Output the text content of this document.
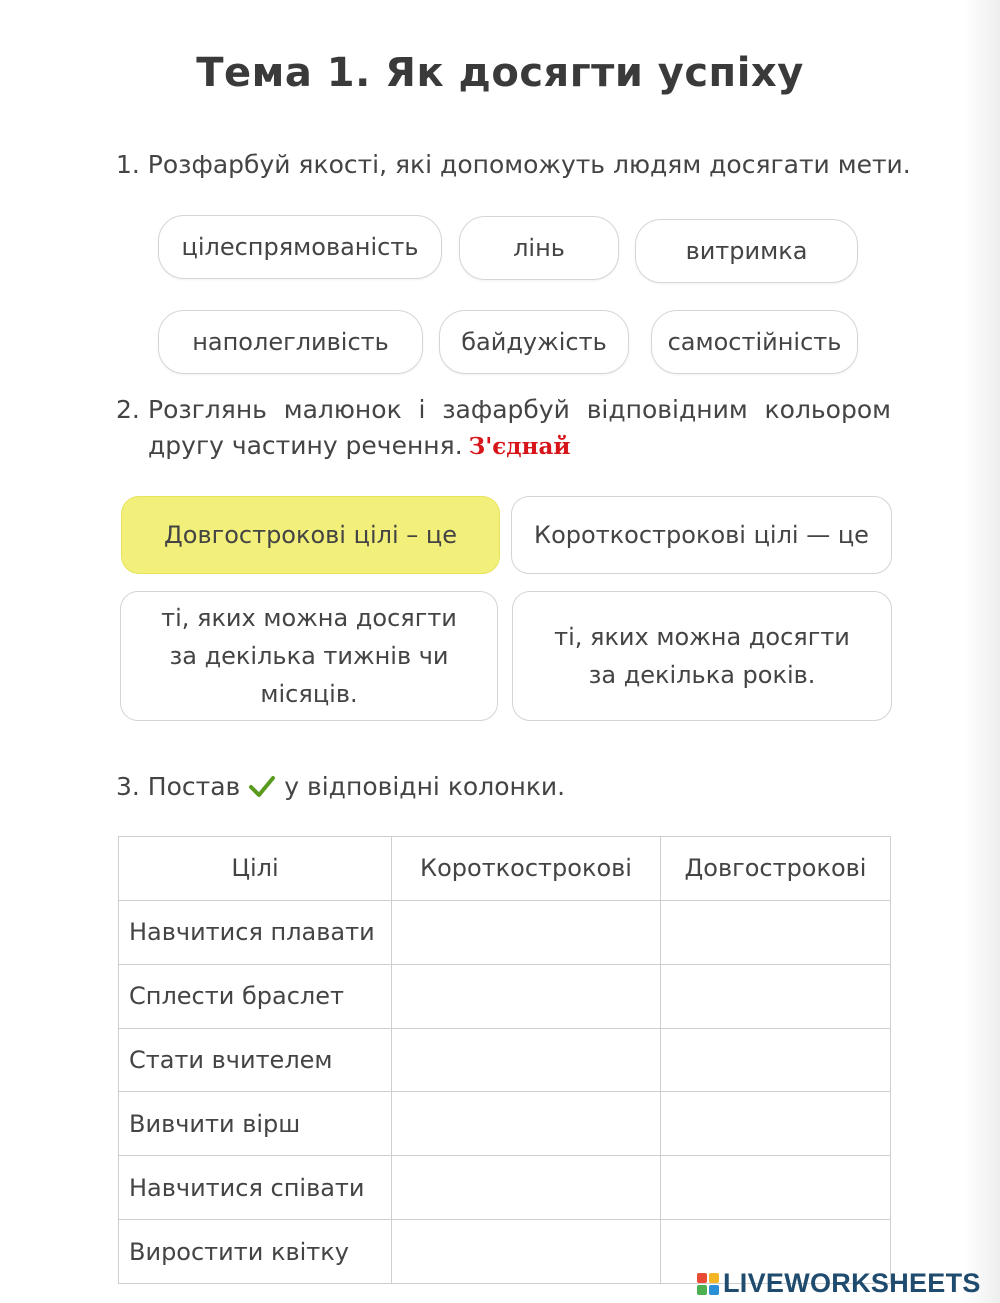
Тема 1. Як досягти успіху
1. Розфарбуй якості, які допоможуть людям досягати мети.
цілеспрямованість	лінь	витримка
наполегливість	байдужість	самостійність
2. Розглянь малюнок і зафарбуй відповідним кольором
другу частину речення. З'єднай
Довгострокові цілі – це	Короткострокові цілі — це
ті, яких можна досягти
за декілька тижнів чи
місяців.
ті, яких можна досягти
за декілька років.
3. Постав у відповідні колонки.
Цілі	Короткострокові	Довгострокові
Навчитися плавати		
Сплести браслет		
Стати вчителем		
Вивчити вірш		
Навчитися співати		
Виростити квітку		
LIVEWORKSHEETS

■ ■ ■ ■ ■

=== EXERCISE REQUIREMENTS ===
Copy every entry word for word, but omit the pictures.

=== OUTPUT FOR THIS EXERCISE ===
Output the text content of this document.
Тема 1. Як досягти успіху
1. Розфарбуй якості, які допоможуть людям досягати мети.
цілеспрямованість	лінь	витримка
наполегливість	байдужість	самостійність
2. Розглянь малюнок і зафарбуй відповідним кольором
другу частину речення. З'єднай
Довгострокові цілі – це	Короткострокові цілі — це
ті, яких можна досягти
за декілька тижнів чи
місяців.
ті, яких можна досягти
за декілька років.
3. Постав у відповідні колонки.
Цілі	Короткострокові	Довгострокові
Навчитися плавати		
Сплести браслет		
Стати вчителем		
Вивчити вірш		
Навчитися співати		
Виростити квітку		
LIVEWORKSHEETS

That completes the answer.